● **Instructions for the task**: Print all of the data exactly.
— BEGIN Supplied data —
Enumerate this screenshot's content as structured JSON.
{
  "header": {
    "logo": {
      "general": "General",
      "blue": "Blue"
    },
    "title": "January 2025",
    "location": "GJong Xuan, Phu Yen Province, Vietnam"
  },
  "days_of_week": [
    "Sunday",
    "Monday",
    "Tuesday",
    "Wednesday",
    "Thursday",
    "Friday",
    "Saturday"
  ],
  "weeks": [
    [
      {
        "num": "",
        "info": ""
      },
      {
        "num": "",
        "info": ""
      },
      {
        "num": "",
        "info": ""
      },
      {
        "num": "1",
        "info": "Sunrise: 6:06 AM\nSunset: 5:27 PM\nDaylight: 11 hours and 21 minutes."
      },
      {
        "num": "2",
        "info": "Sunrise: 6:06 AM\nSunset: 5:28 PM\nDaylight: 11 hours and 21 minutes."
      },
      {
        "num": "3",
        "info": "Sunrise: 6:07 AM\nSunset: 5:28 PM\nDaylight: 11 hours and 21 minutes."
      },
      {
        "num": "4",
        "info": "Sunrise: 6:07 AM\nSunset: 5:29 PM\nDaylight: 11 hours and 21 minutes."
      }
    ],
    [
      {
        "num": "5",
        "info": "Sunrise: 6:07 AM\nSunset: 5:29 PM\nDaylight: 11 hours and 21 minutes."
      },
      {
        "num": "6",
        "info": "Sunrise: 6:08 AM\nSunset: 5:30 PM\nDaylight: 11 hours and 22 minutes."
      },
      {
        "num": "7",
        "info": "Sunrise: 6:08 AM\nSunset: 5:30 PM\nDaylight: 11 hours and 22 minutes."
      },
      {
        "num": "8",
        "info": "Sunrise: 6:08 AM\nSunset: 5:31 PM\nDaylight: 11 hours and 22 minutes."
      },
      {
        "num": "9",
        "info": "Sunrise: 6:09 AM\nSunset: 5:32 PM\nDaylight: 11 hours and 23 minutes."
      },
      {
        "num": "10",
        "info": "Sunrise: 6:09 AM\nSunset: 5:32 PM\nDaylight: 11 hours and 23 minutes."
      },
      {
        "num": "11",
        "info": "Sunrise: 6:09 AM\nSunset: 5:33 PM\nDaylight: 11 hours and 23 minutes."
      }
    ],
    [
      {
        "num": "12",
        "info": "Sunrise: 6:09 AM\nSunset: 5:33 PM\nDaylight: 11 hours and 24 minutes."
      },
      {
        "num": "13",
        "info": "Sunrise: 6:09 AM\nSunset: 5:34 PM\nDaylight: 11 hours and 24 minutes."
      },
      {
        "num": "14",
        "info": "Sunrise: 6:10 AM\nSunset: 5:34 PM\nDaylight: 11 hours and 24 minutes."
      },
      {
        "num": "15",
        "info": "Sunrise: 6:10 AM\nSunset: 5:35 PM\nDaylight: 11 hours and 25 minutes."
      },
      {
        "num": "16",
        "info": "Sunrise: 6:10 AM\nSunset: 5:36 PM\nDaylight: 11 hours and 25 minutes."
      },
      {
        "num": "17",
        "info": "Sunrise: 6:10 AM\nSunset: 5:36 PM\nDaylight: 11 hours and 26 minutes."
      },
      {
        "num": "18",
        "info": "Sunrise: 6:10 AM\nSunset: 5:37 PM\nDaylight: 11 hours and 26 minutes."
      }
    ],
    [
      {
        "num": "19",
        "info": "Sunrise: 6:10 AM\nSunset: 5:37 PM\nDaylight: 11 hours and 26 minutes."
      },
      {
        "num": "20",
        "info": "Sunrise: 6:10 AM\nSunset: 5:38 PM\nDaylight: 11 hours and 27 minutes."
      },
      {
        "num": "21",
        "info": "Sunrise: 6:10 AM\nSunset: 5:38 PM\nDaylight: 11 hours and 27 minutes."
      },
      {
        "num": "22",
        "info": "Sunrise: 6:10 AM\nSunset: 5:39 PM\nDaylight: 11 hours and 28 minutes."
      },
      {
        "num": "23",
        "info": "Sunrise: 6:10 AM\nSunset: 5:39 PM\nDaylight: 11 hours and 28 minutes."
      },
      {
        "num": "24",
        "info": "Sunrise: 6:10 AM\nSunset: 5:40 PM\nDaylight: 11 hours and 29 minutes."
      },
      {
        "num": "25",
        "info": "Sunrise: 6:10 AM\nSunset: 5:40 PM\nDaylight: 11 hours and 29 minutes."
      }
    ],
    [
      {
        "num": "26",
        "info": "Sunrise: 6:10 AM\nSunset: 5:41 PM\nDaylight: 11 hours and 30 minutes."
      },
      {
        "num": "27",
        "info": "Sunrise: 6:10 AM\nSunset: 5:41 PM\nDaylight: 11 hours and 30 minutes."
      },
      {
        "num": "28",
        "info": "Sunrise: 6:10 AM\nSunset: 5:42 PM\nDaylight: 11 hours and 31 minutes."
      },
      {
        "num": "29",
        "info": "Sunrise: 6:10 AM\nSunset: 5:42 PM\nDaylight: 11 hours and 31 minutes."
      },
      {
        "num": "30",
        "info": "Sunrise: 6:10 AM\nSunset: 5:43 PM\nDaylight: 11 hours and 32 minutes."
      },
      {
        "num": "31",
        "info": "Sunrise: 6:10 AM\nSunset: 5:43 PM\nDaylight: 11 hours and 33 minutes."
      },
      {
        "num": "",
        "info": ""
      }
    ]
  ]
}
— END Supplied data —
● **Task result**:
Enumerate this screenshot's content as structured JSON.
{
  "header": {
    "logo": {
      "general": "General",
      "blue": "Blue"
    },
    "title": "January 2025",
    "location": "GJong Xuan, Phu Yen Province, Vietnam"
  },
  "days_of_week": [
    "Sunday",
    "Monday",
    "Tuesday",
    "Wednesday",
    "Thursday",
    "Friday",
    "Saturday"
  ],
  "weeks": [
    [
      {
        "num": "",
        "info": ""
      },
      {
        "num": "",
        "info": ""
      },
      {
        "num": "",
        "info": ""
      },
      {
        "num": "1",
        "info": "Sunrise: 6:06 AM\nSunset: 5:27 PM\nDaylight: 11 hours and 21 minutes."
      },
      {
        "num": "2",
        "info": "Sunrise: 6:06 AM\nSunset: 5:28 PM\nDaylight: 11 hours and 21 minutes."
      },
      {
        "num": "3",
        "info": "Sunrise: 6:07 AM\nSunset: 5:28 PM\nDaylight: 11 hours and 21 minutes."
      },
      {
        "num": "4",
        "info": "Sunrise: 6:07 AM\nSunset: 5:29 PM\nDaylight: 11 hours and 21 minutes."
      }
    ],
    [
      {
        "num": "5",
        "info": "Sunrise: 6:07 AM\nSunset: 5:29 PM\nDaylight: 11 hours and 21 minutes."
      },
      {
        "num": "6",
        "info": "Sunrise: 6:08 AM\nSunset: 5:30 PM\nDaylight: 11 hours and 22 minutes."
      },
      {
        "num": "7",
        "info": "Sunrise: 6:08 AM\nSunset: 5:30 PM\nDaylight: 11 hours and 22 minutes."
      },
      {
        "num": "8",
        "info": "Sunrise: 6:08 AM\nSunset: 5:31 PM\nDaylight: 11 hours and 22 minutes."
      },
      {
        "num": "9",
        "info": "Sunrise: 6:09 AM\nSunset: 5:32 PM\nDaylight: 11 hours and 23 minutes."
      },
      {
        "num": "10",
        "info": "Sunrise: 6:09 AM\nSunset: 5:32 PM\nDaylight: 11 hours and 23 minutes."
      },
      {
        "num": "11",
        "info": "Sunrise: 6:09 AM\nSunset: 5:33 PM\nDaylight: 11 hours and 23 minutes."
      }
    ],
    [
      {
        "num": "12",
        "info": "Sunrise: 6:09 AM\nSunset: 5:33 PM\nDaylight: 11 hours and 24 minutes."
      },
      {
        "num": "13",
        "info": "Sunrise: 6:09 AM\nSunset: 5:34 PM\nDaylight: 11 hours and 24 minutes."
      },
      {
        "num": "14",
        "info": "Sunrise: 6:10 AM\nSunset: 5:34 PM\nDaylight: 11 hours and 24 minutes."
      },
      {
        "num": "15",
        "info": "Sunrise: 6:10 AM\nSunset: 5:35 PM\nDaylight: 11 hours and 25 minutes."
      },
      {
        "num": "16",
        "info": "Sunrise: 6:10 AM\nSunset: 5:36 PM\nDaylight: 11 hours and 25 minutes."
      },
      {
        "num": "17",
        "info": "Sunrise: 6:10 AM\nSunset: 5:36 PM\nDaylight: 11 hours and 26 minutes."
      },
      {
        "num": "18",
        "info": "Sunrise: 6:10 AM\nSunset: 5:37 PM\nDaylight: 11 hours and 26 minutes."
      }
    ],
    [
      {
        "num": "19",
        "info": "Sunrise: 6:10 AM\nSunset: 5:37 PM\nDaylight: 11 hours and 26 minutes."
      },
      {
        "num": "20",
        "info": "Sunrise: 6:10 AM\nSunset: 5:38 PM\nDaylight: 11 hours and 27 minutes."
      },
      {
        "num": "21",
        "info": "Sunrise: 6:10 AM\nSunset: 5:38 PM\nDaylight: 11 hours and 27 minutes."
      },
      {
        "num": "22",
        "info": "Sunrise: 6:10 AM\nSunset: 5:39 PM\nDaylight: 11 hours and 28 minutes."
      },
      {
        "num": "23",
        "info": "Sunrise: 6:10 AM\nSunset: 5:39 PM\nDaylight: 11 hours and 28 minutes."
      },
      {
        "num": "24",
        "info": "Sunrise: 6:10 AM\nSunset: 5:40 PM\nDaylight: 11 hours and 29 minutes."
      },
      {
        "num": "25",
        "info": "Sunrise: 6:10 AM\nSunset: 5:40 PM\nDaylight: 11 hours and 29 minutes."
      }
    ],
    [
      {
        "num": "26",
        "info": "Sunrise: 6:10 AM\nSunset: 5:41 PM\nDaylight: 11 hours and 30 minutes."
      },
      {
        "num": "27",
        "info": "Sunrise: 6:10 AM\nSunset: 5:41 PM\nDaylight: 11 hours and 30 minutes."
      },
      {
        "num": "28",
        "info": "Sunrise: 6:10 AM\nSunset: 5:42 PM\nDaylight: 11 hours and 31 minutes."
      },
      {
        "num": "29",
        "info": "Sunrise: 6:10 AM\nSunset: 5:42 PM\nDaylight: 11 hours and 31 minutes."
      },
      {
        "num": "30",
        "info": "Sunrise: 6:10 AM\nSunset: 5:43 PM\nDaylight: 11 hours and 32 minutes."
      },
      {
        "num": "31",
        "info": "Sunrise: 6:10 AM\nSunset: 5:43 PM\nDaylight: 11 hours and 33 minutes."
      },
      {
        "num": "",
        "info": ""
      }
    ]
  ]
}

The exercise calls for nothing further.